What you will do: Transcribe the listing verbatim. Do not carry over any pictures.
--- begin Items ---
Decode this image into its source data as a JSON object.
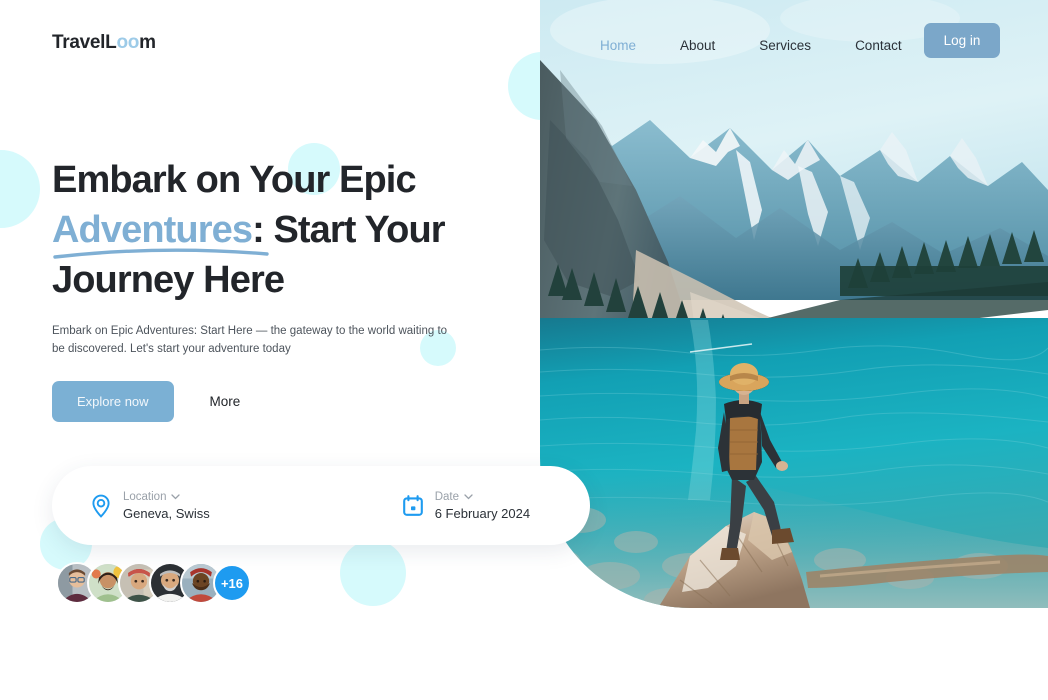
{
  "brand": {
    "name_part1": "Travel",
    "name_accent": "L",
    "name_accent2": "oo",
    "name_part3": "m",
    "full": "TravelLoom",
    "accent_color": "#9DCBE8"
  },
  "nav": {
    "items": [
      {
        "label": "Home",
        "active": true
      },
      {
        "label": "About",
        "active": false
      },
      {
        "label": "Services",
        "active": false
      },
      {
        "label": "Contact",
        "active": false
      }
    ],
    "login_label": "Log in",
    "login_bg": "#7BA7C9",
    "active_color": "#7FAFD4"
  },
  "hero": {
    "headline_line1": "Embark on Your Epic",
    "headline_accent": "Adventures",
    "headline_line2_rest": ": Start Your",
    "headline_line3": "Journey Here",
    "accent_color": "#7FAFD4",
    "subtitle": "Embark on Epic Adventures: Start Here — the gateway to the world waiting to be discovered. Let's start your adventure today",
    "cta_primary": "Explore now",
    "cta_secondary": "More",
    "cta_primary_bg": "#7BB0D4"
  },
  "booking": {
    "location": {
      "label": "Location",
      "value": "Geneva, Swiss",
      "icon": "map-pin-icon",
      "icon_color": "#1E9BF0"
    },
    "date": {
      "label": "Date",
      "value": "6 February 2024",
      "icon": "calendar-icon",
      "icon_color": "#1E9BF0"
    },
    "chevron": "⌄"
  },
  "social_proof": {
    "avatar_count": 5,
    "more_label": "+16",
    "more_bg": "#1E9BF0"
  },
  "decor": {
    "circle_color": "#D6FAFC"
  },
  "photo": {
    "alt": "Traveler in straw hat standing on rock above turquoise mountain lake",
    "sky_color": "#D9F0F6",
    "water_color": "#1B8FA3",
    "mountain_color": "#6FA8BC"
  }
}
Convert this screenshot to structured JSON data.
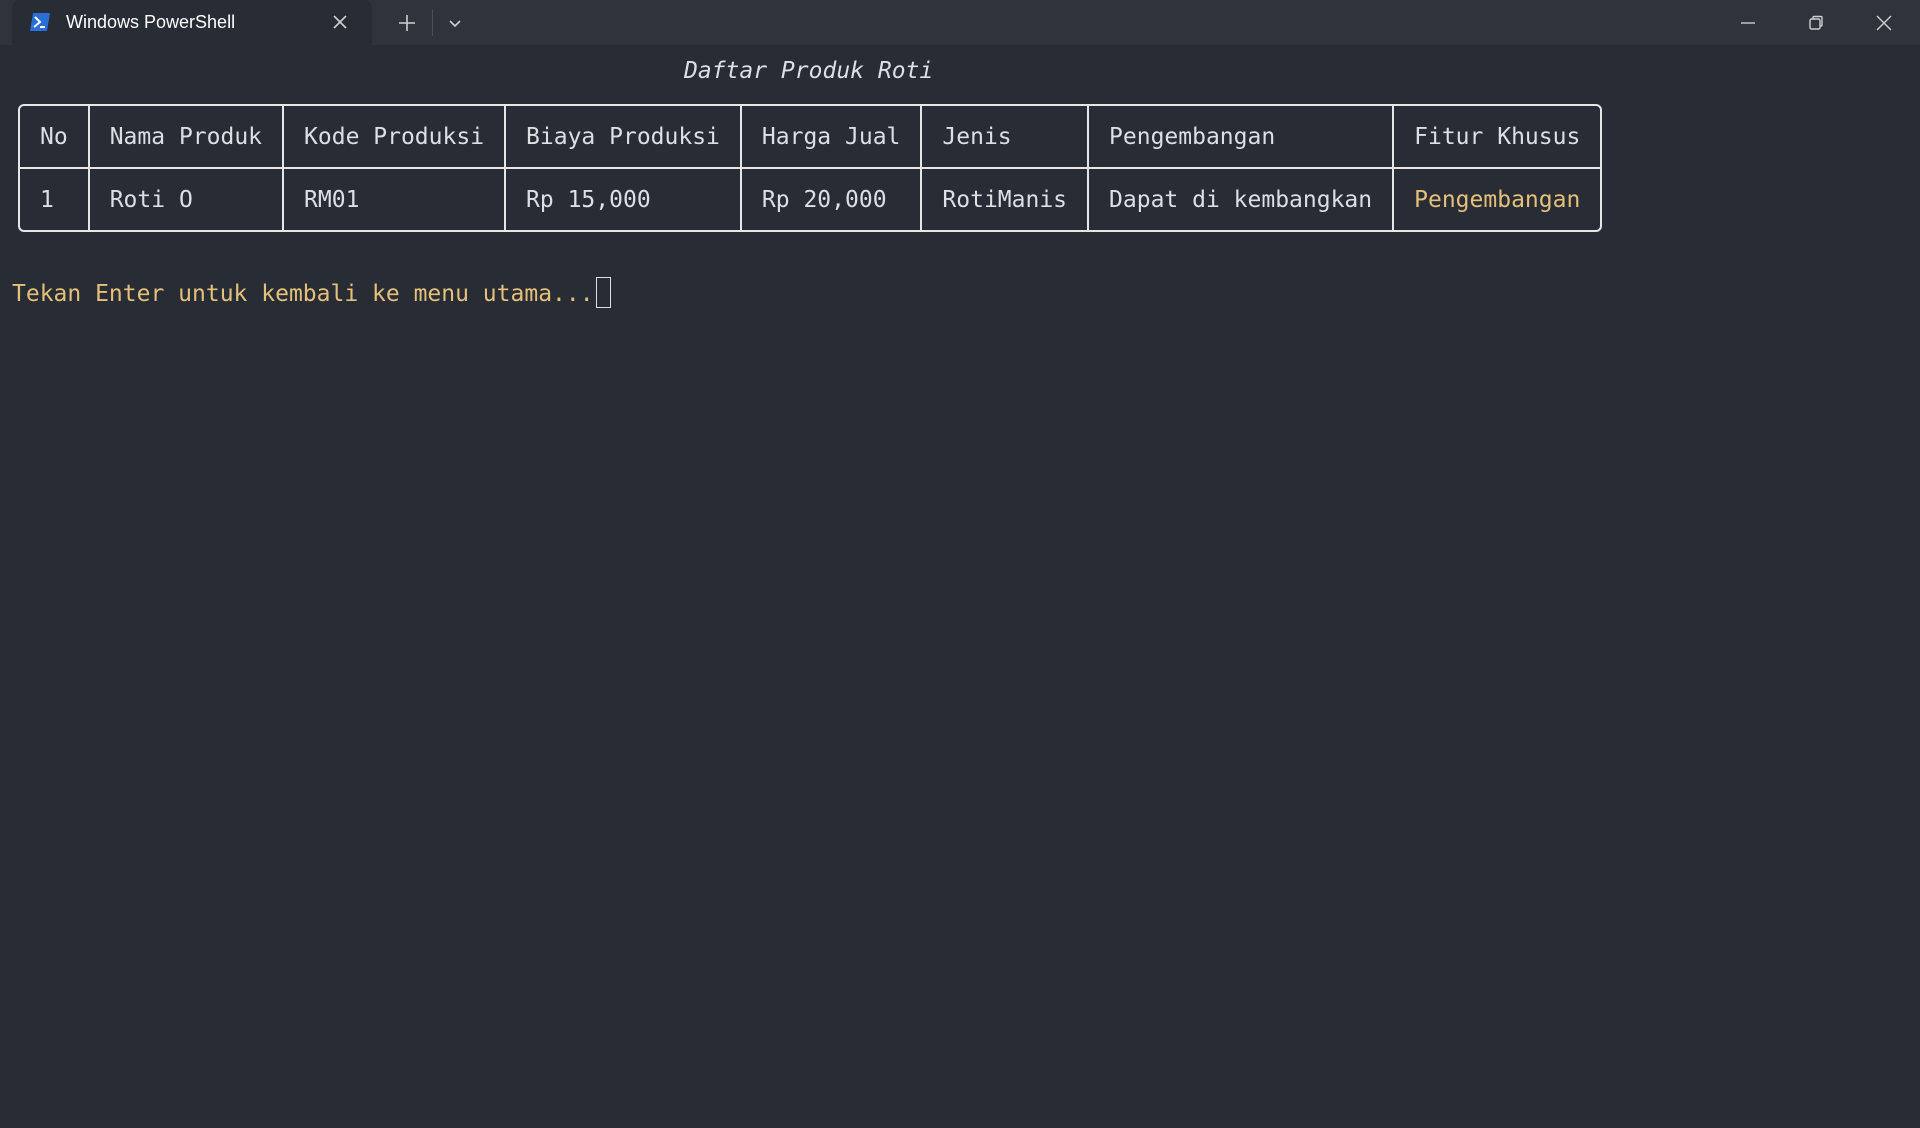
{
  "window": {
    "tab_title": "Windows PowerShell",
    "tab_icon": "powershell-icon",
    "icons": {
      "close_tab": "close-icon",
      "new_tab": "plus-icon",
      "dropdown": "chevron-down-icon",
      "minimize": "minimize-icon",
      "maximize": "restore-icon",
      "close_window": "close-icon"
    }
  },
  "terminal": {
    "title": "Daftar Produk Roti",
    "table": {
      "headers": [
        "No",
        "Nama Produk",
        "Kode Produksi",
        "Biaya Produksi",
        "Harga Jual",
        "Jenis",
        "Pengembangan",
        "Fitur Khusus"
      ],
      "rows": [
        [
          "1",
          "Roti O",
          "RM01",
          "Rp 15,000",
          "Rp 20,000",
          "RotiManis",
          "Dapat di kembangkan",
          "Pengembangan"
        ]
      ]
    },
    "prompt": "Tekan Enter untuk kembali ke menu utama..."
  },
  "colors": {
    "background": "#282c34",
    "titlebar": "#2f333b",
    "text": "#dcdfe4",
    "highlight": "#e5c07b",
    "border": "#e6e6e6"
  }
}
--- end Items ---
Answer to this exercise:
Decode this image into its source data as a JSON object.
{
  "brand": {
    "name_part1": "Travel",
    "name_accent": "L",
    "name_accent2": "oo",
    "name_part3": "m",
    "full": "TravelLoom",
    "accent_color": "#9DCBE8"
  },
  "nav": {
    "items": [
      {
        "label": "Home",
        "active": true
      },
      {
        "label": "About",
        "active": false
      },
      {
        "label": "Services",
        "active": false
      },
      {
        "label": "Contact",
        "active": false
      }
    ],
    "login_label": "Log in",
    "login_bg": "#7BA7C9",
    "active_color": "#7FAFD4"
  },
  "hero": {
    "headline_line1": "Embark on Your Epic",
    "headline_accent": "Adventures",
    "headline_line2_rest": ": Start Your",
    "headline_line3": "Journey Here",
    "accent_color": "#7FAFD4",
    "subtitle": "Embark on Epic Adventures: Start Here — the gateway to the world waiting to be discovered. Let's start your adventure today",
    "cta_primary": "Explore now",
    "cta_secondary": "More",
    "cta_primary_bg": "#7BB0D4"
  },
  "booking": {
    "location": {
      "label": "Location",
      "value": "Geneva, Swiss",
      "icon": "map-pin-icon",
      "icon_color": "#1E9BF0"
    },
    "date": {
      "label": "Date",
      "value": "6 February 2024",
      "icon": "calendar-icon",
      "icon_color": "#1E9BF0"
    },
    "chevron": "⌄"
  },
  "social_proof": {
    "avatar_count": 5,
    "more_label": "+16",
    "more_bg": "#1E9BF0"
  },
  "decor": {
    "circle_color": "#D6FAFC"
  },
  "photo": {
    "alt": "Traveler in straw hat standing on rock above turquoise mountain lake",
    "sky_color": "#D9F0F6",
    "water_color": "#1B8FA3",
    "mountain_color": "#6FA8BC"
  }
}
Convert this screenshot to structured JSON data.
{
  "window": {
    "tab_title": "Windows PowerShell",
    "tab_icon": "powershell-icon",
    "icons": {
      "close_tab": "close-icon",
      "new_tab": "plus-icon",
      "dropdown": "chevron-down-icon",
      "minimize": "minimize-icon",
      "maximize": "restore-icon",
      "close_window": "close-icon"
    }
  },
  "terminal": {
    "title": "Daftar Produk Roti",
    "table": {
      "headers": [
        "No",
        "Nama Produk",
        "Kode Produksi",
        "Biaya Produksi",
        "Harga Jual",
        "Jenis",
        "Pengembangan",
        "Fitur Khusus"
      ],
      "rows": [
        [
          "1",
          "Roti O",
          "RM01",
          "Rp 15,000",
          "Rp 20,000",
          "RotiManis",
          "Dapat di kembangkan",
          "Pengembangan"
        ]
      ]
    },
    "prompt": "Tekan Enter untuk kembali ke menu utama..."
  },
  "colors": {
    "background": "#282c34",
    "titlebar": "#2f333b",
    "text": "#dcdfe4",
    "highlight": "#e5c07b",
    "border": "#e6e6e6"
  }
}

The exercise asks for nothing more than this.